Stored dataset items:
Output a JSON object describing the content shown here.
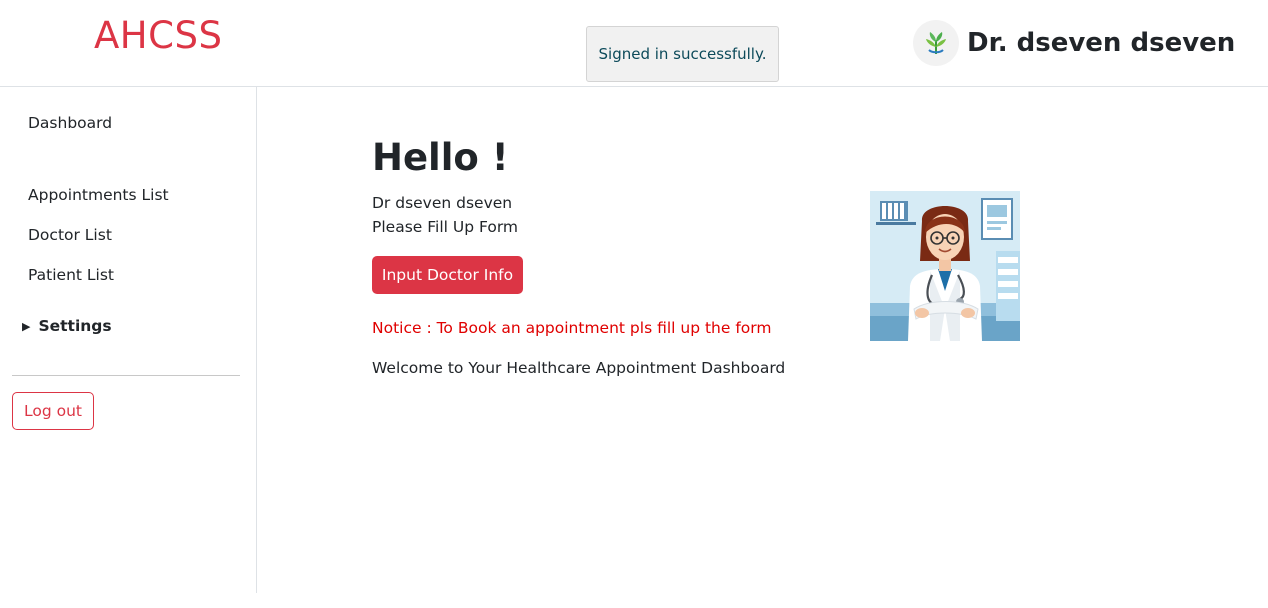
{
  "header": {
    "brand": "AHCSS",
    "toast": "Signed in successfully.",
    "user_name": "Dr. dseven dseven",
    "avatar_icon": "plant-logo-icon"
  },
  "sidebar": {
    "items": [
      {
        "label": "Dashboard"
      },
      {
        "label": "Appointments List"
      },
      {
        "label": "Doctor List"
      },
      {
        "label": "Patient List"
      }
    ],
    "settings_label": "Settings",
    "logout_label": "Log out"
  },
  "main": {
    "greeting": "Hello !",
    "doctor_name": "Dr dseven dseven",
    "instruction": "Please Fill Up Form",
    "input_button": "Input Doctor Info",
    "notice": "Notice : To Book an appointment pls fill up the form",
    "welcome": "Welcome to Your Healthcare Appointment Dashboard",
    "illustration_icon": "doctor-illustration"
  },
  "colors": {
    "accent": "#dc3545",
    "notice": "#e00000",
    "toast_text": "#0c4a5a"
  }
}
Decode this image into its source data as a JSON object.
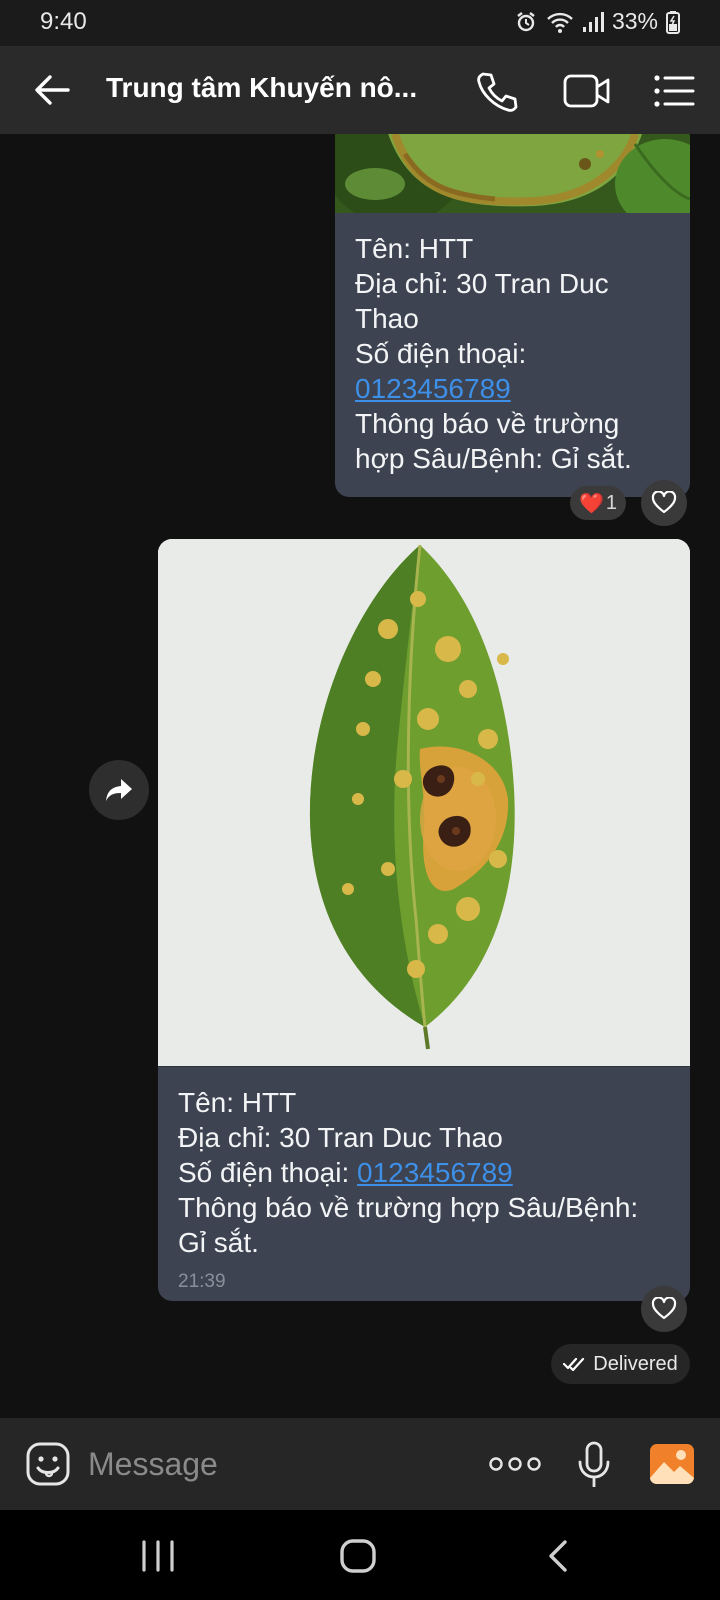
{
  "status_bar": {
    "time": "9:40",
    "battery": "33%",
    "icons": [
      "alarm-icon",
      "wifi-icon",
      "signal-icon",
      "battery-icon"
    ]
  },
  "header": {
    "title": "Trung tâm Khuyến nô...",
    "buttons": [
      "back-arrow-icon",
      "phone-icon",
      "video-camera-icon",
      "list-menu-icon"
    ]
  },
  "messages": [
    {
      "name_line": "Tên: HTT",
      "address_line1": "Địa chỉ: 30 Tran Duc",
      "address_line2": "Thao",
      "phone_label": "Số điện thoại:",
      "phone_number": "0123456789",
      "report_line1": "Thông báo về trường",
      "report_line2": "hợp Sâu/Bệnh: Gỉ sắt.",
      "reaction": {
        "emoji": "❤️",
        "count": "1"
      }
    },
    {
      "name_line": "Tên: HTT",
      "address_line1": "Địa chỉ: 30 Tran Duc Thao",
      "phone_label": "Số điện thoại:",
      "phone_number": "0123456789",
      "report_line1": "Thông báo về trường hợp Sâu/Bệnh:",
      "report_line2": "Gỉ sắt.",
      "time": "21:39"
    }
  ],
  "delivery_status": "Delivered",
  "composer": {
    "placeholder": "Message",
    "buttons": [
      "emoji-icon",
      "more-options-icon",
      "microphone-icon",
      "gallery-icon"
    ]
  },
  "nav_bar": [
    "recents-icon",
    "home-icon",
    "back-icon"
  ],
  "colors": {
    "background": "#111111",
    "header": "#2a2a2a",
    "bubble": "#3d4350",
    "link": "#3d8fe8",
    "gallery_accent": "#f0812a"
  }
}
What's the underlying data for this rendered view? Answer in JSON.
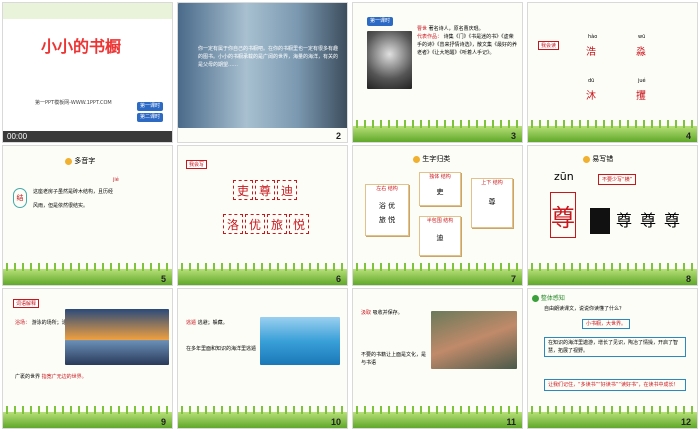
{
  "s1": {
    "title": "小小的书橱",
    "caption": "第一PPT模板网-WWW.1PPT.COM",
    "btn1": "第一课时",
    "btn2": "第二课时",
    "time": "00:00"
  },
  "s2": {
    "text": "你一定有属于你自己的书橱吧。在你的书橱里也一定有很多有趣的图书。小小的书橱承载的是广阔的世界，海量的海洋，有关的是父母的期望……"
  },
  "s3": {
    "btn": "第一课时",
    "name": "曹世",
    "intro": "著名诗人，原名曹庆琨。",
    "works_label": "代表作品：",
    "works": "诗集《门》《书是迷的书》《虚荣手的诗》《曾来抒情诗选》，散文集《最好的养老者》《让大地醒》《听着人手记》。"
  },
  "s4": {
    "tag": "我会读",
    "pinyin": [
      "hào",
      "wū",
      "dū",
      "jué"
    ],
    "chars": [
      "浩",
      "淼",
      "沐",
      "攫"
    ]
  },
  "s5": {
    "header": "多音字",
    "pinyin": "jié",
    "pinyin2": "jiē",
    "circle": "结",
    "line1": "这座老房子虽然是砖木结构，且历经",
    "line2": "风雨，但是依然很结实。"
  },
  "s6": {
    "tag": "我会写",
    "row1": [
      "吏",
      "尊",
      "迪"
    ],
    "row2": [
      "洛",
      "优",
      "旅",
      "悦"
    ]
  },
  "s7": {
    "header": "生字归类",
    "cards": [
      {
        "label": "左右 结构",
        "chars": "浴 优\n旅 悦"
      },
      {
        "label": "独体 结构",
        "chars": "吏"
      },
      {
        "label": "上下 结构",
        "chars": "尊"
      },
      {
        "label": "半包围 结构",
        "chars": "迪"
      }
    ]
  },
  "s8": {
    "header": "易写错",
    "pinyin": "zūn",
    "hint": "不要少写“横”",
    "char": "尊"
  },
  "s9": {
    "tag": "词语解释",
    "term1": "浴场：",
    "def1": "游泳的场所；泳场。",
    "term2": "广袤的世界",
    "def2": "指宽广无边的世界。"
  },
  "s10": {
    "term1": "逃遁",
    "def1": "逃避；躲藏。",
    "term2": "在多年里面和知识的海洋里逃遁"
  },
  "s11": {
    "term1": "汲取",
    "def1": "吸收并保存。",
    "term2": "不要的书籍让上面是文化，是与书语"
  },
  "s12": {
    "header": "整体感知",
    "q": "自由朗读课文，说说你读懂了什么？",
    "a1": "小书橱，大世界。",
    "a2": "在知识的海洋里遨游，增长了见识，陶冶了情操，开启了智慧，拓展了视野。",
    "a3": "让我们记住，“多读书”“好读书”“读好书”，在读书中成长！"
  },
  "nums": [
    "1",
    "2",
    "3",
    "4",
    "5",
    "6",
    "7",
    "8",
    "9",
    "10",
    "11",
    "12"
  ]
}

Job
Copy each line holding the word "Thông" from the listing above.

Task response
      "report_line1": "Thông báo về trường",
      "report_line1": "Thông báo về trường hợp Sâu/Bệnh:",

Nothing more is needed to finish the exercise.